(Extracted records)

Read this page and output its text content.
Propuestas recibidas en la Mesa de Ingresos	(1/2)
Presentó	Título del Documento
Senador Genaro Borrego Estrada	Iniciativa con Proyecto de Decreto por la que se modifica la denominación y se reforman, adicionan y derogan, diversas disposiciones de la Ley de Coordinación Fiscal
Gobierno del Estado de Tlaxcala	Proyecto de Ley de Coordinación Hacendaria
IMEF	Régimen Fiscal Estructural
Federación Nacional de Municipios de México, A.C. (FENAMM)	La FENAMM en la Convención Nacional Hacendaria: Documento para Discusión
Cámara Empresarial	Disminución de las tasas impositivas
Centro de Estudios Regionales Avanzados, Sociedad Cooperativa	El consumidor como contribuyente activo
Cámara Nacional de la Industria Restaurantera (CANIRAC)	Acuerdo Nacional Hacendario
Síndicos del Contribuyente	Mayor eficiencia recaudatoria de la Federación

● GOAL OF THE EXERCISE: Retype all of the material above with every character intact.

● TASK RESULT:
Read this page and output its text content.
Propuestas recibidas en la Mesa de Ingresos	(1/2)
Presentó	Título del Documento
Senador Genaro Borrego Estrada	Iniciativa con Proyecto de Decreto por la que se modifica la denominación y se reforman, adicionan y derogan, diversas disposiciones de la Ley de Coordinación Fiscal
Gobierno del Estado de Tlaxcala	Proyecto de Ley de Coordinación Hacendaria
IMEF	Régimen Fiscal Estructural
Federación Nacional de Municipios de México, A.C. (FENAMM)	La FENAMM en la Convención Nacional Hacendaria: Documento para Discusión
Cámara Empresarial	Disminución de las tasas impositivas
Centro de Estudios Regionales Avanzados, Sociedad Cooperativa	El consumidor como contribuyente activo
Cámara Nacional de la Industria Restaurantera (CANIRAC)	Acuerdo Nacional Hacendario
Síndicos del Contribuyente	Mayor eficiencia recaudatoria de la Federación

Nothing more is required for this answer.